__Given task__
Return the listing word for word, as given.

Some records
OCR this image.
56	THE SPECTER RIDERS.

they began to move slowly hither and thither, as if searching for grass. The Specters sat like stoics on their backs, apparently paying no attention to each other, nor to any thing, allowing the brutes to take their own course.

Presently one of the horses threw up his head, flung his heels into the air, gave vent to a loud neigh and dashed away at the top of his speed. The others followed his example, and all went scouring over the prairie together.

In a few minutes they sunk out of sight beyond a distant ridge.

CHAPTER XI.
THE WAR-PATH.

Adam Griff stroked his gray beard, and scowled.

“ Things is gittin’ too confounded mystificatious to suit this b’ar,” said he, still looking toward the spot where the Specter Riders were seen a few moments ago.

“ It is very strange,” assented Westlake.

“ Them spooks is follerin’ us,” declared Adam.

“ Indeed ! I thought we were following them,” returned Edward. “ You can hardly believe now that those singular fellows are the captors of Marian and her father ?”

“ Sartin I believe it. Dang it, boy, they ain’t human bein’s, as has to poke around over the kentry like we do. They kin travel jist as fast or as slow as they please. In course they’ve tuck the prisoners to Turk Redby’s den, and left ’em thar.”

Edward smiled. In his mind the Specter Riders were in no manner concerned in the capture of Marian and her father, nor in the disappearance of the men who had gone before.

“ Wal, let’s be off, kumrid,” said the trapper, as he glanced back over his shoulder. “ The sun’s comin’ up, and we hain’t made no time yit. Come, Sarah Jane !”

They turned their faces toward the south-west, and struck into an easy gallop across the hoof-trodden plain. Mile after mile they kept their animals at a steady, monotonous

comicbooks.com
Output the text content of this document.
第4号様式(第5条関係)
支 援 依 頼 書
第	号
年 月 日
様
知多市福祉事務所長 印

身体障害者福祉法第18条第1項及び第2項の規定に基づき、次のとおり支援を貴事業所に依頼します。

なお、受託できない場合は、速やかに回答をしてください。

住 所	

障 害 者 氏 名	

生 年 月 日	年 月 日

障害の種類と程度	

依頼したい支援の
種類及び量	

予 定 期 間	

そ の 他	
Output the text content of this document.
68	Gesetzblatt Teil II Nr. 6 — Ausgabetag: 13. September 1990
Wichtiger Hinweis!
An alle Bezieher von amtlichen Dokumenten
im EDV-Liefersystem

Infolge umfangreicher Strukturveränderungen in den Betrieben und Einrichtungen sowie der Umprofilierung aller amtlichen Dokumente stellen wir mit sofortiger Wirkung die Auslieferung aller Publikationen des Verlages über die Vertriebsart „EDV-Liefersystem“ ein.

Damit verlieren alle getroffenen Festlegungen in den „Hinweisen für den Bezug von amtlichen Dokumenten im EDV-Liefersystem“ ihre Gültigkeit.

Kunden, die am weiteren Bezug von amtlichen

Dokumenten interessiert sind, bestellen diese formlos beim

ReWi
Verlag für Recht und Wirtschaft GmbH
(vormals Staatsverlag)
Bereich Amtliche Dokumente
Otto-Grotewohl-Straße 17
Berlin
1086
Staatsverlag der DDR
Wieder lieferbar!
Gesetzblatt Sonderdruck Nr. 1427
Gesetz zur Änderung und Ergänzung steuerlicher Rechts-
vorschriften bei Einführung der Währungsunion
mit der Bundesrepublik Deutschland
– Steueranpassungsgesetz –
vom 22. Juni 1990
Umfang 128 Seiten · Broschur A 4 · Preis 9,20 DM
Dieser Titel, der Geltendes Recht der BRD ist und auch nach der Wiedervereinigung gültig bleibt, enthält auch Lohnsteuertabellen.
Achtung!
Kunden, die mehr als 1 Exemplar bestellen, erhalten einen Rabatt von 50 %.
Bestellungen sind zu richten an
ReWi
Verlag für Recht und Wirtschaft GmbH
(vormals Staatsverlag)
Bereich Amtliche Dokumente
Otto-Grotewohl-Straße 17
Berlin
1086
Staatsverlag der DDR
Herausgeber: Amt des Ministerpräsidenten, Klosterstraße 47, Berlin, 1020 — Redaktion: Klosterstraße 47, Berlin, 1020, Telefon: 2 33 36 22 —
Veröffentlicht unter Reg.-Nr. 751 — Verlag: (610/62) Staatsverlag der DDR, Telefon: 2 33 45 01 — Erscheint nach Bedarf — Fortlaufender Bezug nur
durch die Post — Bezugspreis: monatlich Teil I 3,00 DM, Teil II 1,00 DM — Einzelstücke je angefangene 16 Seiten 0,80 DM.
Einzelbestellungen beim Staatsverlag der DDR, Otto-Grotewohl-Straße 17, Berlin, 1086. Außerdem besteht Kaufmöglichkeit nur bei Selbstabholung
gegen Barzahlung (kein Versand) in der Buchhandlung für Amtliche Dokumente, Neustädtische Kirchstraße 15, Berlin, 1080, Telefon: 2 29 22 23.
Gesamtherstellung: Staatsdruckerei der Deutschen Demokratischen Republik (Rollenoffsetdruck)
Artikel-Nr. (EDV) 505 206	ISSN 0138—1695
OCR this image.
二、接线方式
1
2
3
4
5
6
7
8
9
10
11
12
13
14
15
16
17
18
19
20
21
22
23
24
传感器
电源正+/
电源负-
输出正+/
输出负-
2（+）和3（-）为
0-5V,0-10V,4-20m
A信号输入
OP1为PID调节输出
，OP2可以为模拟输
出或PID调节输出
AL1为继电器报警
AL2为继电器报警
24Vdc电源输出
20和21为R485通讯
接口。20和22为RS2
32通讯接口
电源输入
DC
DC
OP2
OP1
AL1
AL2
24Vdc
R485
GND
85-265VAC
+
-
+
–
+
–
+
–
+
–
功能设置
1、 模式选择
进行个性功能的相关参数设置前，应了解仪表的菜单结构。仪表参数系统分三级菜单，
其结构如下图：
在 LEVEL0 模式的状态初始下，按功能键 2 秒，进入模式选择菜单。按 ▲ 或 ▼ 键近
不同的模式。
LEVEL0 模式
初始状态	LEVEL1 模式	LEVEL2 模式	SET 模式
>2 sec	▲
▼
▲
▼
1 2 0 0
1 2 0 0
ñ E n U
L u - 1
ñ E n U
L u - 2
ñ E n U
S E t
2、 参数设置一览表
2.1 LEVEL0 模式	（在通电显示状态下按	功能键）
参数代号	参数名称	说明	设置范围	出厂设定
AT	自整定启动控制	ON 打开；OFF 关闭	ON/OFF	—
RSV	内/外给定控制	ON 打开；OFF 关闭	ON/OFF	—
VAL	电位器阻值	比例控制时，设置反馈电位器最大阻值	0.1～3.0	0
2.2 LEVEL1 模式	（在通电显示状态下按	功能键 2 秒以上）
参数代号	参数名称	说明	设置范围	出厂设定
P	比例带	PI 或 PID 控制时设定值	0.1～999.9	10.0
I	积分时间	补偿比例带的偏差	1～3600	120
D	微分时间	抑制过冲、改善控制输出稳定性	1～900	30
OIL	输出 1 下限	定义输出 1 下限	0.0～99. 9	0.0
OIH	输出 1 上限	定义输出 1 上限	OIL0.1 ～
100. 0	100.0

__Written solution__
OCR this image.
56	THE SPECTER RIDERS.

they began to move slowly hither and thither, as if searching for grass. The Specters sat like stoics on their backs, apparently paying no attention to each other, nor to any thing, allowing the brutes to take their own course.

Presently one of the horses threw up his head, flung his heels into the air, gave vent to a loud neigh and dashed away at the top of his speed. The others followed his example, and all went scouring over the prairie together.

In a few minutes they sunk out of sight beyond a distant ridge.

CHAPTER XI.
THE WAR-PATH.

Adam Griff stroked his gray beard, and scowled.

“ Things is gittin’ too confounded mystificatious to suit this b’ar,” said he, still looking toward the spot where the Specter Riders were seen a few moments ago.

“ It is very strange,” assented Westlake.

“ Them spooks is follerin’ us,” declared Adam.

“ Indeed ! I thought we were following them,” returned Edward. “ You can hardly believe now that those singular fellows are the captors of Marian and her father ?”

“ Sartin I believe it. Dang it, boy, they ain’t human bein’s, as has to poke around over the kentry like we do. They kin travel jist as fast or as slow as they please. In course they’ve tuck the prisoners to Turk Redby’s den, and left ’em thar.”

Edward smiled. In his mind the Specter Riders were in no manner concerned in the capture of Marian and her father, nor in the disappearance of the men who had gone before.

“ Wal, let’s be off, kumrid,” said the trapper, as he glanced back over his shoulder. “ The sun’s comin’ up, and we hain’t made no time yit. Come, Sarah Jane !”

They turned their faces toward the south-west, and struck into an easy gallop across the hoof-trodden plain. Mile after mile they kept their animals at a steady, monotonous

comicbooks.com
Output the text content of this document.
第4号様式(第5条関係)
支 援 依 頼 書
第	号
年 月 日
様
知多市福祉事務所長 印

身体障害者福祉法第18条第1項及び第2項の規定に基づき、次のとおり支援を貴事業所に依頼します。

なお、受託できない場合は、速やかに回答をしてください。

住 所	

障 害 者 氏 名	

生 年 月 日	年 月 日

障害の種類と程度	

依頼したい支援の
種類及び量	

予 定 期 間	

そ の 他	
Output the text content of this document.
68	Gesetzblatt Teil II Nr. 6 — Ausgabetag: 13. September 1990
Wichtiger Hinweis!
An alle Bezieher von amtlichen Dokumenten
im EDV-Liefersystem

Infolge umfangreicher Strukturveränderungen in den Betrieben und Einrichtungen sowie der Umprofilierung aller amtlichen Dokumente stellen wir mit sofortiger Wirkung die Auslieferung aller Publikationen des Verlages über die Vertriebsart „EDV-Liefersystem“ ein.

Damit verlieren alle getroffenen Festlegungen in den „Hinweisen für den Bezug von amtlichen Dokumenten im EDV-Liefersystem“ ihre Gültigkeit.

Kunden, die am weiteren Bezug von amtlichen

Dokumenten interessiert sind, bestellen diese formlos beim

ReWi
Verlag für Recht und Wirtschaft GmbH
(vormals Staatsverlag)
Bereich Amtliche Dokumente
Otto-Grotewohl-Straße 17
Berlin
1086
Staatsverlag der DDR
Wieder lieferbar!
Gesetzblatt Sonderdruck Nr. 1427
Gesetz zur Änderung und Ergänzung steuerlicher Rechts-
vorschriften bei Einführung der Währungsunion
mit der Bundesrepublik Deutschland
– Steueranpassungsgesetz –
vom 22. Juni 1990
Umfang 128 Seiten · Broschur A 4 · Preis 9,20 DM
Dieser Titel, der Geltendes Recht der BRD ist und auch nach der Wiedervereinigung gültig bleibt, enthält auch Lohnsteuertabellen.
Achtung!
Kunden, die mehr als 1 Exemplar bestellen, erhalten einen Rabatt von 50 %.
Bestellungen sind zu richten an
ReWi
Verlag für Recht und Wirtschaft GmbH
(vormals Staatsverlag)
Bereich Amtliche Dokumente
Otto-Grotewohl-Straße 17
Berlin
1086
Staatsverlag der DDR
Herausgeber: Amt des Ministerpräsidenten, Klosterstraße 47, Berlin, 1020 — Redaktion: Klosterstraße 47, Berlin, 1020, Telefon: 2 33 36 22 —
Veröffentlicht unter Reg.-Nr. 751 — Verlag: (610/62) Staatsverlag der DDR, Telefon: 2 33 45 01 — Erscheint nach Bedarf — Fortlaufender Bezug nur
durch die Post — Bezugspreis: monatlich Teil I 3,00 DM, Teil II 1,00 DM — Einzelstücke je angefangene 16 Seiten 0,80 DM.
Einzelbestellungen beim Staatsverlag der DDR, Otto-Grotewohl-Straße 17, Berlin, 1086. Außerdem besteht Kaufmöglichkeit nur bei Selbstabholung
gegen Barzahlung (kein Versand) in der Buchhandlung für Amtliche Dokumente, Neustädtische Kirchstraße 15, Berlin, 1080, Telefon: 2 29 22 23.
Gesamtherstellung: Staatsdruckerei der Deutschen Demokratischen Republik (Rollenoffsetdruck)
Artikel-Nr. (EDV) 505 206	ISSN 0138—1695
OCR this image.
二、接线方式
1
2
3
4
5
6
7
8
9
10
11
12
13
14
15
16
17
18
19
20
21
22
23
24
传感器
电源正+/
电源负-
输出正+/
输出负-
2（+）和3（-）为
0-5V,0-10V,4-20m
A信号输入
OP1为PID调节输出
，OP2可以为模拟输
出或PID调节输出
AL1为继电器报警
AL2为继电器报警
24Vdc电源输出
20和21为R485通讯
接口。20和22为RS2
32通讯接口
电源输入
DC
DC
OP2
OP1
AL1
AL2
24Vdc
R485
GND
85-265VAC
+
-
+
–
+
–
+
–
+
–
功能设置
1、 模式选择
进行个性功能的相关参数设置前，应了解仪表的菜单结构。仪表参数系统分三级菜单，
其结构如下图：
在 LEVEL0 模式的状态初始下，按功能键 2 秒，进入模式选择菜单。按 ▲ 或 ▼ 键近
不同的模式。
LEVEL0 模式
初始状态	LEVEL1 模式	LEVEL2 模式	SET 模式
>2 sec	▲
▼
▲
▼
1 2 0 0
1 2 0 0
ñ E n U
L u - 1
ñ E n U
L u - 2
ñ E n U
S E t
2、 参数设置一览表
2.1 LEVEL0 模式	（在通电显示状态下按	功能键）
参数代号	参数名称	说明	设置范围	出厂设定
AT	自整定启动控制	ON 打开；OFF 关闭	ON/OFF	—
RSV	内/外给定控制	ON 打开；OFF 关闭	ON/OFF	—
VAL	电位器阻值	比例控制时，设置反馈电位器最大阻值	0.1～3.0	0
2.2 LEVEL1 模式	（在通电显示状态下按	功能键 2 秒以上）
参数代号	参数名称	说明	设置范围	出厂设定
P	比例带	PI 或 PID 控制时设定值	0.1～999.9	10.0
I	积分时间	补偿比例带的偏差	1～3600	120
D	微分时间	抑制过冲、改善控制输出稳定性	1～900	30
OIL	输出 1 下限	定义输出 1 下限	0.0～99. 9	0.0
OIH	输出 1 上限	定义输出 1 上限	OIL0.1 ～
100. 0	100.0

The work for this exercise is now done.